Data under study: Begin

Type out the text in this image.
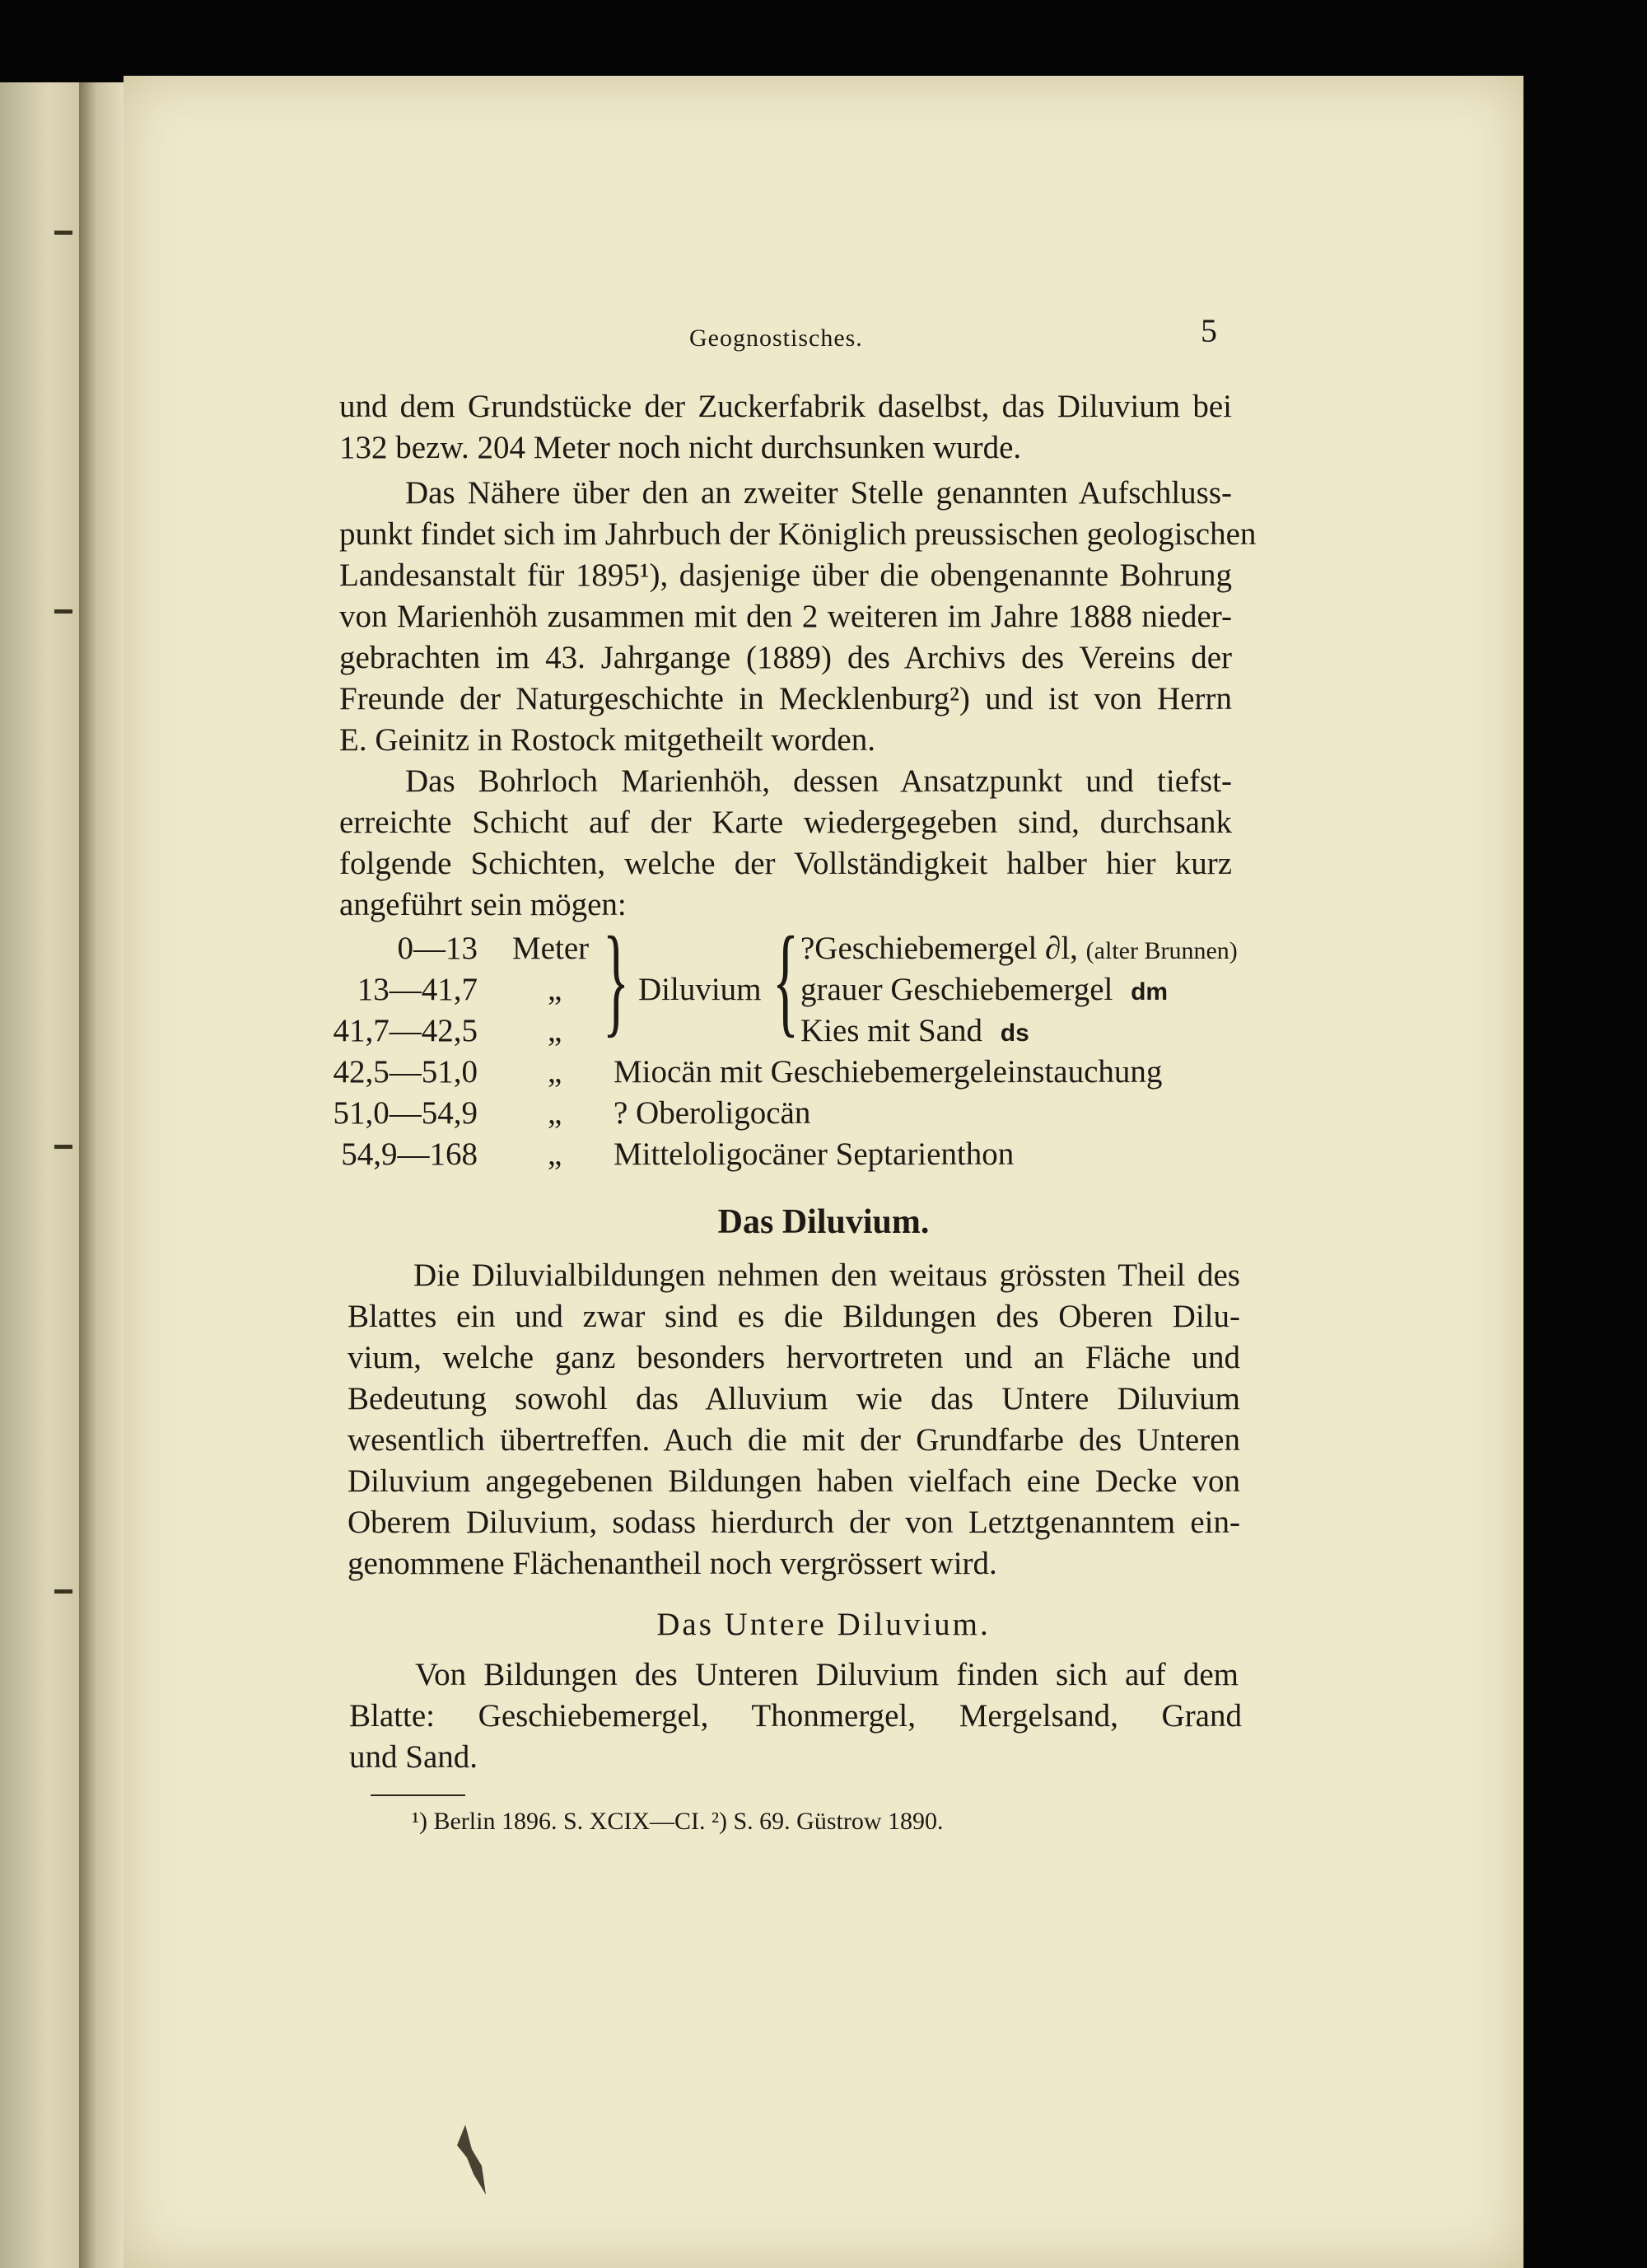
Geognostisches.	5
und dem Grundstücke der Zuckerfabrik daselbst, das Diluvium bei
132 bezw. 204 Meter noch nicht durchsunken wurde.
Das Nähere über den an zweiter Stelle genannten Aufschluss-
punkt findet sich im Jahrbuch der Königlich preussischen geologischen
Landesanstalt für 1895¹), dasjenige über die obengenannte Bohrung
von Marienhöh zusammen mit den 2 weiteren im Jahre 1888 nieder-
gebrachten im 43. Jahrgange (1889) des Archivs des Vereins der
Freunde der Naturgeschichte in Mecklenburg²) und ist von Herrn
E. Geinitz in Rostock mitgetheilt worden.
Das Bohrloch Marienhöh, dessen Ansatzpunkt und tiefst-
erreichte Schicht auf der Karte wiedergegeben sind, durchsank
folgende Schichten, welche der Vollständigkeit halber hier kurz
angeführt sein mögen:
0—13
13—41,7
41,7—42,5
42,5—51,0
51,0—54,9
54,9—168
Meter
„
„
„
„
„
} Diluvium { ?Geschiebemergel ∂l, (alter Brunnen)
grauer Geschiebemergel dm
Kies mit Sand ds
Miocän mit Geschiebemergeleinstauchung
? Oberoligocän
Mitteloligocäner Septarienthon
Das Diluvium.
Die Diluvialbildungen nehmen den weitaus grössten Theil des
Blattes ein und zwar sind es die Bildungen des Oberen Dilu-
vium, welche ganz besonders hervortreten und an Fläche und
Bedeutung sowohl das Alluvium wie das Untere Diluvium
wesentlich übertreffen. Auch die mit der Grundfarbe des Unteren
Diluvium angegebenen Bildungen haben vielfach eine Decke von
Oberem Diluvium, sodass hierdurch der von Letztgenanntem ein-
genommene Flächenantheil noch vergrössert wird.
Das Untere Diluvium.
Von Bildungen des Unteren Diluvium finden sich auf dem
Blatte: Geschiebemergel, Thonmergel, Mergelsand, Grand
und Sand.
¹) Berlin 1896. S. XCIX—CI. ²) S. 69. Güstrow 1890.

Data under study: End

■ Required action
Copy all entries exactly; skip pictures.

■ Solved problem
Type out the text in this image.
Geognostisches.	5
und dem Grundstücke der Zuckerfabrik daselbst, das Diluvium bei
132 bezw. 204 Meter noch nicht durchsunken wurde.
Das Nähere über den an zweiter Stelle genannten Aufschluss-
punkt findet sich im Jahrbuch der Königlich preussischen geologischen
Landesanstalt für 1895¹), dasjenige über die obengenannte Bohrung
von Marienhöh zusammen mit den 2 weiteren im Jahre 1888 nieder-
gebrachten im 43. Jahrgange (1889) des Archivs des Vereins der
Freunde der Naturgeschichte in Mecklenburg²) und ist von Herrn
E. Geinitz in Rostock mitgetheilt worden.
Das Bohrloch Marienhöh, dessen Ansatzpunkt und tiefst-
erreichte Schicht auf der Karte wiedergegeben sind, durchsank
folgende Schichten, welche der Vollständigkeit halber hier kurz
angeführt sein mögen:
0—13
13—41,7
41,7—42,5
42,5—51,0
51,0—54,9
54,9—168
Meter
„
„
„
„
„
} Diluvium { ?Geschiebemergel ∂l, (alter Brunnen)
grauer Geschiebemergel dm
Kies mit Sand ds
Miocän mit Geschiebemergeleinstauchung
? Oberoligocän
Mitteloligocäner Septarienthon
Das Diluvium.
Die Diluvialbildungen nehmen den weitaus grössten Theil des
Blattes ein und zwar sind es die Bildungen des Oberen Dilu-
vium, welche ganz besonders hervortreten und an Fläche und
Bedeutung sowohl das Alluvium wie das Untere Diluvium
wesentlich übertreffen. Auch die mit der Grundfarbe des Unteren
Diluvium angegebenen Bildungen haben vielfach eine Decke von
Oberem Diluvium, sodass hierdurch der von Letztgenanntem ein-
genommene Flächenantheil noch vergrössert wird.
Das Untere Diluvium.
Von Bildungen des Unteren Diluvium finden sich auf dem
Blatte: Geschiebemergel, Thonmergel, Mergelsand, Grand
und Sand.
¹) Berlin 1896. S. XCIX—CI. ²) S. 69. Güstrow 1890.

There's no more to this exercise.